start Data listing

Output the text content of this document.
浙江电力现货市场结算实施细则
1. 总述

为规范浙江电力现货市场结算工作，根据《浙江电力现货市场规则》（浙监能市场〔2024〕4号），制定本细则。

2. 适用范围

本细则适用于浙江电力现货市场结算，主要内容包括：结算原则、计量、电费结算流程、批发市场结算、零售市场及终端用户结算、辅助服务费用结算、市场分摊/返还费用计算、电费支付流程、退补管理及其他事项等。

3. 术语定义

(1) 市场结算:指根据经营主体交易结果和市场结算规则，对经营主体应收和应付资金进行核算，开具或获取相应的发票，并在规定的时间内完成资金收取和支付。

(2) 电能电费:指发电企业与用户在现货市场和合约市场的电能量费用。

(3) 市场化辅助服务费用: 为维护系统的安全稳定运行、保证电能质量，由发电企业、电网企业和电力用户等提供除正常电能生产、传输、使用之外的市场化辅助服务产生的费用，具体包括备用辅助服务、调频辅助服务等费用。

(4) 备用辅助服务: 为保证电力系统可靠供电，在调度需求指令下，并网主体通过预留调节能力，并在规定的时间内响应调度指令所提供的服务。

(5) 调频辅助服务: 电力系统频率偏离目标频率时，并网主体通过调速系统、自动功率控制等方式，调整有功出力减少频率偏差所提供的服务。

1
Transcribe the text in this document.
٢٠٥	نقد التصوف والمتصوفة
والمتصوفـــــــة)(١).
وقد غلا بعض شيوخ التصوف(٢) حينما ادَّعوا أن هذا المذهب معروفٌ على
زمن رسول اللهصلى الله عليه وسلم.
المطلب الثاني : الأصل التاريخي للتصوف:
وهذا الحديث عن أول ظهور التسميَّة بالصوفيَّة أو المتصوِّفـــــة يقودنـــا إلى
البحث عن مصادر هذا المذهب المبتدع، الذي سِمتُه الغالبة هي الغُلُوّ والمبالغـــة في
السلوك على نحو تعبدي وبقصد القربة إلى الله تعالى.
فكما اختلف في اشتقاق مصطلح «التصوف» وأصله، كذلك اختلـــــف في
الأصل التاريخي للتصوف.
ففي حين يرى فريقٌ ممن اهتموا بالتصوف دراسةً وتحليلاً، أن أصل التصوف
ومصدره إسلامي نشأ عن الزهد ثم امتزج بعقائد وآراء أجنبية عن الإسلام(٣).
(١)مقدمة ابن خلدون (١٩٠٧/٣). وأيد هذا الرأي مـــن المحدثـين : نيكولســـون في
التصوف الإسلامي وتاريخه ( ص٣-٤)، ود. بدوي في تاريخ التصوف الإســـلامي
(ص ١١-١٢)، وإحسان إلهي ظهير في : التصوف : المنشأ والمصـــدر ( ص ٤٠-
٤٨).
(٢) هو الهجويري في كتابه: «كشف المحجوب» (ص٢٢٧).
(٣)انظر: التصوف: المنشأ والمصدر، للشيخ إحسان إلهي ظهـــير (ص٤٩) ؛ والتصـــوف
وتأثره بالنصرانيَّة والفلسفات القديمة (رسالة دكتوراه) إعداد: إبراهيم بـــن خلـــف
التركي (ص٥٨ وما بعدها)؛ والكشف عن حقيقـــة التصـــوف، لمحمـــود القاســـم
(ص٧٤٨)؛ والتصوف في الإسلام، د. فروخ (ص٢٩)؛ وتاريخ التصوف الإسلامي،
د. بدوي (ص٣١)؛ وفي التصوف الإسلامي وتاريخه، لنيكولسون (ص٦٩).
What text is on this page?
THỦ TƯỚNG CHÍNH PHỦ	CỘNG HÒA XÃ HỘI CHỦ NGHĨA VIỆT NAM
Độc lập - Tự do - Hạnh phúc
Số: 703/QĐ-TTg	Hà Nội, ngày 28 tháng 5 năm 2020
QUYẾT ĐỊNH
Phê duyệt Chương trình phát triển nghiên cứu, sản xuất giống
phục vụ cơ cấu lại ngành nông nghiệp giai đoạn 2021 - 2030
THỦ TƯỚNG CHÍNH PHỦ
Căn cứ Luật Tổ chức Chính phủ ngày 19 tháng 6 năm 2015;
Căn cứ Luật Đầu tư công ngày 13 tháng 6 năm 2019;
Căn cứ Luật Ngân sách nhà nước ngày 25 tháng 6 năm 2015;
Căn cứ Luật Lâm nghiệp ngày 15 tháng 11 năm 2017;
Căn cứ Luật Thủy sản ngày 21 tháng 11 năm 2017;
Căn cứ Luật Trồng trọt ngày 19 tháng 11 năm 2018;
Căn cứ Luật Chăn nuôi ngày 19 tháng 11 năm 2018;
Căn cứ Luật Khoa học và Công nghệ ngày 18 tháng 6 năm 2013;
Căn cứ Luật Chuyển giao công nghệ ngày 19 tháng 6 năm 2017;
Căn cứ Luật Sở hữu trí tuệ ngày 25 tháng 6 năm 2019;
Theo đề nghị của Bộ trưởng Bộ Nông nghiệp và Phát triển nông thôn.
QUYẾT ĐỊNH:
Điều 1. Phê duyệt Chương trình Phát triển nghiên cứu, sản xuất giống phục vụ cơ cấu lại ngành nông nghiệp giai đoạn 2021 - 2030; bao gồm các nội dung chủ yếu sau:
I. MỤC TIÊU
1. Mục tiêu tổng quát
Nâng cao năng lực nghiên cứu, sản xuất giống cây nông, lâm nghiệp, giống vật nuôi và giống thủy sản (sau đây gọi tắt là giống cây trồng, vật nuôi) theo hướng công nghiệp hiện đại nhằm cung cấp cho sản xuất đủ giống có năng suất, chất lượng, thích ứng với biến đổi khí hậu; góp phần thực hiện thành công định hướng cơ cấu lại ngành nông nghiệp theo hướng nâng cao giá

end Data listing

### Your objective:
Take every line that includes the string "giai" and copy it.

### Complete response:
phục vụ cơ cấu lại ngành nông nghiệp giai đoạn 2021 - 2030
Điều 1. Phê duyệt Chương trình Phát triển nghiên cứu, sản xuất giống phục vụ cơ cấu lại ngành nông nghiệp giai đoạn 2021 - 2030; bao gồm các nội dung chủ yếu sau:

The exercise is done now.